→ **WRITTEN TASK**
Scan the listing below and copy every line holding "commands".

▬▬▬▬▬▬▬▬▬▬

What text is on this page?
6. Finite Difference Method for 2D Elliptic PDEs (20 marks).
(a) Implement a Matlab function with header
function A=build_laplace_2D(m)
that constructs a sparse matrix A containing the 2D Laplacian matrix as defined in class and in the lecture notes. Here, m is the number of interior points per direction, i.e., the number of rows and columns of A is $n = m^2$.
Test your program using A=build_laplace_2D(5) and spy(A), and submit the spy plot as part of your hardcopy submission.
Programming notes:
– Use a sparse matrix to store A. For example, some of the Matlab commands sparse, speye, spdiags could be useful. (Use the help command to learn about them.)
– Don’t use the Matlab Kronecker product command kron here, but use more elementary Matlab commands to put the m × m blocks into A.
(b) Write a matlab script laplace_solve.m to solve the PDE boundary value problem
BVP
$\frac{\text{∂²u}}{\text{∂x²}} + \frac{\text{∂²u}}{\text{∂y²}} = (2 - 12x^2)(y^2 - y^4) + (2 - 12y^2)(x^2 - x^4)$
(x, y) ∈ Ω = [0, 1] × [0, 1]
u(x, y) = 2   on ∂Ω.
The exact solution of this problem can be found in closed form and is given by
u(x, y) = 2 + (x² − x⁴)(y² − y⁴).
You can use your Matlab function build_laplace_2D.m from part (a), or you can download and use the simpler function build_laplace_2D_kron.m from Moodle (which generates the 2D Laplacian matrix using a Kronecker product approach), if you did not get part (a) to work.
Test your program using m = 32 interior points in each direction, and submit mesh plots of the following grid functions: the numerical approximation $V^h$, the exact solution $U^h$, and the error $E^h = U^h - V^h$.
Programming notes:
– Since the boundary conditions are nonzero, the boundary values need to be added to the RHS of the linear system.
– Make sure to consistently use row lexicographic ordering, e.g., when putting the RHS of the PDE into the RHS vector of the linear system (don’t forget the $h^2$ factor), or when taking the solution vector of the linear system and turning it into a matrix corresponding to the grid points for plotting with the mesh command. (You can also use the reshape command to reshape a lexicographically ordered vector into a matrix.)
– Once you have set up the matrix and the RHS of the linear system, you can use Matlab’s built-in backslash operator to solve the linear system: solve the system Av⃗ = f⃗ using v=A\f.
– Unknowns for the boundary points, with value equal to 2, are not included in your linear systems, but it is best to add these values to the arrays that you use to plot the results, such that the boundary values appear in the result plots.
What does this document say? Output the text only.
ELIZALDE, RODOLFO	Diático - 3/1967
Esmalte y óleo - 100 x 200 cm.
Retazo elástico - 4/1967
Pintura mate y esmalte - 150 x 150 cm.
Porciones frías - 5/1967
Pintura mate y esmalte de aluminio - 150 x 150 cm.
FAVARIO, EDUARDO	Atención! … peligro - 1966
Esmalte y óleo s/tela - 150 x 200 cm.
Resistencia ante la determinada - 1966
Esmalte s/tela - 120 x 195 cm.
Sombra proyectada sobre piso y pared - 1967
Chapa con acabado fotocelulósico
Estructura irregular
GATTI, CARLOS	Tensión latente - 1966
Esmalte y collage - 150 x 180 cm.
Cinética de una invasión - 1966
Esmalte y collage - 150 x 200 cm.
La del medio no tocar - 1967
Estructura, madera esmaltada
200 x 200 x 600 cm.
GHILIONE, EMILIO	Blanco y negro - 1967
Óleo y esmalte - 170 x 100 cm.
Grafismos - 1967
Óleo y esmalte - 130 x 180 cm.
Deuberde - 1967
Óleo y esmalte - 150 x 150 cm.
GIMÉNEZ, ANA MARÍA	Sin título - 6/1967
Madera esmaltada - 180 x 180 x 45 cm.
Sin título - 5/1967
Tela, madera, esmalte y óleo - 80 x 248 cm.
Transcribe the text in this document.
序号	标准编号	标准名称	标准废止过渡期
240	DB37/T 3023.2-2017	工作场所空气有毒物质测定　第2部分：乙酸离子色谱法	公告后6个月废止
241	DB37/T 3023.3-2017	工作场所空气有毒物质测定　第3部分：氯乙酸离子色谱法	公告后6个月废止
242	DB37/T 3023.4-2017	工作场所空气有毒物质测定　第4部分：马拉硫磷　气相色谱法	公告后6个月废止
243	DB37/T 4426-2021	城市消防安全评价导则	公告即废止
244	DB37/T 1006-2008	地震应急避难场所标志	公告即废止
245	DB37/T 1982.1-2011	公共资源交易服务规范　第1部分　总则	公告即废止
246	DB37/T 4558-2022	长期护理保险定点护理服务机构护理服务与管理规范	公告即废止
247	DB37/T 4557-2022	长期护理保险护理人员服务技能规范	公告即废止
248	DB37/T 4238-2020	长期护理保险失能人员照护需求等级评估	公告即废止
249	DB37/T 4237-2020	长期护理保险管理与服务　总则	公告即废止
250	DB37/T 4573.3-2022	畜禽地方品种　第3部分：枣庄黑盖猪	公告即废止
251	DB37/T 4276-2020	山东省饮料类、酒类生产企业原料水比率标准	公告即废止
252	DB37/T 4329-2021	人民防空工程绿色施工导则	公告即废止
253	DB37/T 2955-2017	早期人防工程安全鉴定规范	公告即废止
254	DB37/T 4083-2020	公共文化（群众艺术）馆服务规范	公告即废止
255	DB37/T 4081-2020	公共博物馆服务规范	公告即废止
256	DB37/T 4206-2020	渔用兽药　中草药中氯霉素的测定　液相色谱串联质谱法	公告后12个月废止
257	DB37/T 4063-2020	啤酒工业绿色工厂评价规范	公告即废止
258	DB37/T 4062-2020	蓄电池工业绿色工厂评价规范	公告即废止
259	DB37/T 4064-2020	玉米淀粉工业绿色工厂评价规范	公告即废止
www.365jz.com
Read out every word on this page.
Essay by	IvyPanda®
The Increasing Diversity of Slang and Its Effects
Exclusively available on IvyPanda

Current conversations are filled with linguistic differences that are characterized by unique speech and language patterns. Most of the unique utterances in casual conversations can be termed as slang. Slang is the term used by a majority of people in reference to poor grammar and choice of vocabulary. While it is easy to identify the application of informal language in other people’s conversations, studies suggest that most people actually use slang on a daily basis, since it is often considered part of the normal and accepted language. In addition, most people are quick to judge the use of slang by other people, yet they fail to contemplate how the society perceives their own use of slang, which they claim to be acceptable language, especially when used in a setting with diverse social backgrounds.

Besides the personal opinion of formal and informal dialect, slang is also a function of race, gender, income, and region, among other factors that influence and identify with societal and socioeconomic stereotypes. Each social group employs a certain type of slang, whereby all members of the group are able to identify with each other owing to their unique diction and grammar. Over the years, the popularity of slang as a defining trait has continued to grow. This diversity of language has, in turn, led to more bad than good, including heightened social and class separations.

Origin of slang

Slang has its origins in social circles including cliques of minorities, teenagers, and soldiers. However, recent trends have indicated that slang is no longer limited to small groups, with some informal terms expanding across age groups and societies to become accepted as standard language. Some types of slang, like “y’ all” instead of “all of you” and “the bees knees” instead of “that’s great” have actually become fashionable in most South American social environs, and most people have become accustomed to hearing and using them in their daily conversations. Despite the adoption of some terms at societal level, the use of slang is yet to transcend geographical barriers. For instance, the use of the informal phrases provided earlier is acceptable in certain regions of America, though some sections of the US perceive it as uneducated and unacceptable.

▬▬▬▬▬▬▬▬▬▬

→ **TASK SOLUTION**
– Use a sparse matrix to store A. For example, some of the Matlab commands sparse, speye, spdiags could be useful. (Use the help command to learn about them.)
– Don’t use the Matlab Kronecker product command kron here, but use more elementary Matlab commands to put the m × m blocks into A.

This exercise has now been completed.